▶ Given data:
******

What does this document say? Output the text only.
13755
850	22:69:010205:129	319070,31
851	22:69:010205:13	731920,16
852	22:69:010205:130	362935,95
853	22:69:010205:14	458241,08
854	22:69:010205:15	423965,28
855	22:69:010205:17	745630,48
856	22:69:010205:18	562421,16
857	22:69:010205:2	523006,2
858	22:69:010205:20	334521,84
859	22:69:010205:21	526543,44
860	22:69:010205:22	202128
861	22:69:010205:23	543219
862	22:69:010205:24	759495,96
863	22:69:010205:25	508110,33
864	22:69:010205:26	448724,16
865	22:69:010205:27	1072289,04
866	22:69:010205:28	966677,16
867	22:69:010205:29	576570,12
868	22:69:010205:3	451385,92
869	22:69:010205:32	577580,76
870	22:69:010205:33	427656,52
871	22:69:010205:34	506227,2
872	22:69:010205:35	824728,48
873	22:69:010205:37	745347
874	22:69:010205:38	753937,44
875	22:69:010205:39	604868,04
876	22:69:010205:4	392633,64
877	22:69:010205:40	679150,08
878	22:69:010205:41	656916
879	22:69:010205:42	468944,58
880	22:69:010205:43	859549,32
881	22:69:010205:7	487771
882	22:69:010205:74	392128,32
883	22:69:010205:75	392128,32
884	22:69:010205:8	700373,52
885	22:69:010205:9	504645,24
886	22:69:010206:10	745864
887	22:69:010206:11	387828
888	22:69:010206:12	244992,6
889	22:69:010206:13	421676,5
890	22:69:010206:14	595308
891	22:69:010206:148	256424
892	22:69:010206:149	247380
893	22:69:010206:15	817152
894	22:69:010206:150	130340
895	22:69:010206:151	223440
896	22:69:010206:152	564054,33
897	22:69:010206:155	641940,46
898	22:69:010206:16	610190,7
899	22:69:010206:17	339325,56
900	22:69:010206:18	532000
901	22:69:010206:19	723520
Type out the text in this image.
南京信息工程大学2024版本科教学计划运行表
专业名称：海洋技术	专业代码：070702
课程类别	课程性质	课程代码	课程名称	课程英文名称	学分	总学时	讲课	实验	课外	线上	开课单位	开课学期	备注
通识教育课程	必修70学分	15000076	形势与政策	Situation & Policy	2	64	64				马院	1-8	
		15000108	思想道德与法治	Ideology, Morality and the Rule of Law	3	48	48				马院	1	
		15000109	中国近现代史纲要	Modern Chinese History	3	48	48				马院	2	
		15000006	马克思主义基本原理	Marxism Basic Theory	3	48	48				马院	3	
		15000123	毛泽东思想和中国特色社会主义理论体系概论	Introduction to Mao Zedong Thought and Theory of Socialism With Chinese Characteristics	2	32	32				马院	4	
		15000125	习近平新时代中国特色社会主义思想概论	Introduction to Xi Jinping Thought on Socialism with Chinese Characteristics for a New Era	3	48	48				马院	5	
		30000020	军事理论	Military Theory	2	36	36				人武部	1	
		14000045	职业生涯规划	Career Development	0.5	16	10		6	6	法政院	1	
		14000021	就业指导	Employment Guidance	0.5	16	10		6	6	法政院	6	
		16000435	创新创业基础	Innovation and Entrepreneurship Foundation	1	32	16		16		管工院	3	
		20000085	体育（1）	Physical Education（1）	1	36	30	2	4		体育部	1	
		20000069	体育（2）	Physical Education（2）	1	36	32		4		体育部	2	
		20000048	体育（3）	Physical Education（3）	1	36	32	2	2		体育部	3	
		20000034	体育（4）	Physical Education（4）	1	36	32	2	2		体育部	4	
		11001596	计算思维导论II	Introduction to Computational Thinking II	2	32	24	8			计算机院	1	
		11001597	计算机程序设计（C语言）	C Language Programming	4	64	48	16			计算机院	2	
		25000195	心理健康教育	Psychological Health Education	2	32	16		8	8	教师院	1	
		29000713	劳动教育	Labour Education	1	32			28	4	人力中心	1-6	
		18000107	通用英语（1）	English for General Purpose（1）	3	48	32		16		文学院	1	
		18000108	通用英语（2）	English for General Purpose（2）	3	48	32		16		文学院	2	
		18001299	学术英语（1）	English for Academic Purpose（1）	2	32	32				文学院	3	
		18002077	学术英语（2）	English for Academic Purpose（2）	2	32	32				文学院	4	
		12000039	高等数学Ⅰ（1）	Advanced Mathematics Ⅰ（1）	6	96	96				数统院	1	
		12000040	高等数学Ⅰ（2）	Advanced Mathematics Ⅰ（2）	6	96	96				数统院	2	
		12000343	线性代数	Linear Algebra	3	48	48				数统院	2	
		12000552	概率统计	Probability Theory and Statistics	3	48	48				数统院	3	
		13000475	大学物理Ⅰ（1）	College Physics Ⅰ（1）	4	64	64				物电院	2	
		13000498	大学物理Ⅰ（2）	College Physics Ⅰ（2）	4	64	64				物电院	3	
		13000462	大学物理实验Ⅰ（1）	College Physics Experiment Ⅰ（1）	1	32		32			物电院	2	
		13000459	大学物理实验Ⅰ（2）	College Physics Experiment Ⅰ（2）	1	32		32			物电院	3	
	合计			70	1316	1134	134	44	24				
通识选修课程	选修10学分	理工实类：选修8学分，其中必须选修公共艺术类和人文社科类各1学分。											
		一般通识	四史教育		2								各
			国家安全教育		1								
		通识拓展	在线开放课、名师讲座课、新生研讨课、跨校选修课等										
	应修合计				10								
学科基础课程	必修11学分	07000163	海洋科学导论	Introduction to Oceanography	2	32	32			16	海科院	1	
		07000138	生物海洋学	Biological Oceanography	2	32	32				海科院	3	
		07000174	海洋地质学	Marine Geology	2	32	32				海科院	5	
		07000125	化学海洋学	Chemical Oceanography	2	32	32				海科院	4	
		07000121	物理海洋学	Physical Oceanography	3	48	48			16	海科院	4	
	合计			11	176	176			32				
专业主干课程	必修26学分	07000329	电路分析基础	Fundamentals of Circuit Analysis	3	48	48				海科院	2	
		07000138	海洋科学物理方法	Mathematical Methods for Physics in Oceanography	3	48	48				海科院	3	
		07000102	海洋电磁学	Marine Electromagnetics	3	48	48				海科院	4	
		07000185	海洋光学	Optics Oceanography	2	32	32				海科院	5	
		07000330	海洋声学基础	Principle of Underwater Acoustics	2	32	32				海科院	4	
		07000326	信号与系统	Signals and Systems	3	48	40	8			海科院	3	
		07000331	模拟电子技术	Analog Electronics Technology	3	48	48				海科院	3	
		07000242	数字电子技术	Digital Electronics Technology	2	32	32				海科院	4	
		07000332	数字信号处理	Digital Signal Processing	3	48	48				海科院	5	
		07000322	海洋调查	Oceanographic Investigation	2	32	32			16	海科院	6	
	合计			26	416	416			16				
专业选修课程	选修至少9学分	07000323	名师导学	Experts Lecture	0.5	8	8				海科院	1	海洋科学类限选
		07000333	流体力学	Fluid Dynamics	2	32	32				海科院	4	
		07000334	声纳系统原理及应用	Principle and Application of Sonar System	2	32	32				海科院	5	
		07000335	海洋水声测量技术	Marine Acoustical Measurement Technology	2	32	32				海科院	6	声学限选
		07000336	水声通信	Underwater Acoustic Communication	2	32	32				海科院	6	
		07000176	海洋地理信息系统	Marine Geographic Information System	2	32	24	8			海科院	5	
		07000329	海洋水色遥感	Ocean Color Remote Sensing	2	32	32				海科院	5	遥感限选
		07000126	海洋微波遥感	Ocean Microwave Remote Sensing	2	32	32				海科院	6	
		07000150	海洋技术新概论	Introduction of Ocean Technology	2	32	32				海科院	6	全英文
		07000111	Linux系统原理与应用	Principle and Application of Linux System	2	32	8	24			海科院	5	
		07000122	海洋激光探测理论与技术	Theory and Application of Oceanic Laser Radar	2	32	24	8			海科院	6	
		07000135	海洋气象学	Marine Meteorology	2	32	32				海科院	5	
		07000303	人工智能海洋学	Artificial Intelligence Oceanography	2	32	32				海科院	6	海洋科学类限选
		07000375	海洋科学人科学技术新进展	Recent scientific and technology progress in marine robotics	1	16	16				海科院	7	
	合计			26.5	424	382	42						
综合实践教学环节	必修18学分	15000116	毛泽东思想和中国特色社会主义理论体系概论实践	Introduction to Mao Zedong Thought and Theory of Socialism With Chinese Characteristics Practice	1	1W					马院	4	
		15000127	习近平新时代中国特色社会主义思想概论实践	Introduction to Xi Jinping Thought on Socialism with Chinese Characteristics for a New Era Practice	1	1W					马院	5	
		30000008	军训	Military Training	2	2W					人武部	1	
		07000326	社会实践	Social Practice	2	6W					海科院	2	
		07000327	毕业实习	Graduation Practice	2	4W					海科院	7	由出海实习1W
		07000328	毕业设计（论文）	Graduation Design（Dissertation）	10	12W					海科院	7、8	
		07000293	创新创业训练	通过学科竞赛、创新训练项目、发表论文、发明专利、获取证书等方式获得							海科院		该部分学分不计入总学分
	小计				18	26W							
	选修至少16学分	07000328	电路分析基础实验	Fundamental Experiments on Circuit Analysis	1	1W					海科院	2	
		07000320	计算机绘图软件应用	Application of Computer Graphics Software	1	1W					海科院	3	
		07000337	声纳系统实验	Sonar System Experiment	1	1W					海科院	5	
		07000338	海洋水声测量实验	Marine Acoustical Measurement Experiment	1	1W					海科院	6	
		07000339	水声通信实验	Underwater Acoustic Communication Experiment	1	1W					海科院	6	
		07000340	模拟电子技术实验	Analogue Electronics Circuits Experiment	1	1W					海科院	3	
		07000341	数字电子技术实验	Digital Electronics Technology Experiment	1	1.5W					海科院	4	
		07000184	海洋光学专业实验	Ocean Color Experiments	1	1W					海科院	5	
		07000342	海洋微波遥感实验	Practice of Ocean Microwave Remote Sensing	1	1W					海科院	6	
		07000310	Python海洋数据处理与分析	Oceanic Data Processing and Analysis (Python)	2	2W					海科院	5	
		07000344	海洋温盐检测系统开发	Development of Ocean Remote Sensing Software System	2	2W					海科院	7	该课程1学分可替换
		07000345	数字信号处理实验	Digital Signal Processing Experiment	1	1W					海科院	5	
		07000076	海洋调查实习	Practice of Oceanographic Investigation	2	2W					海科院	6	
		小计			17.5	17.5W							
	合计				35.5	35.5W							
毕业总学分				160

******

▶ Stated goal:
Among the lines of the listing, how many hold the string "Color"? Respond with only the number.

▶ Result of this exercise:
2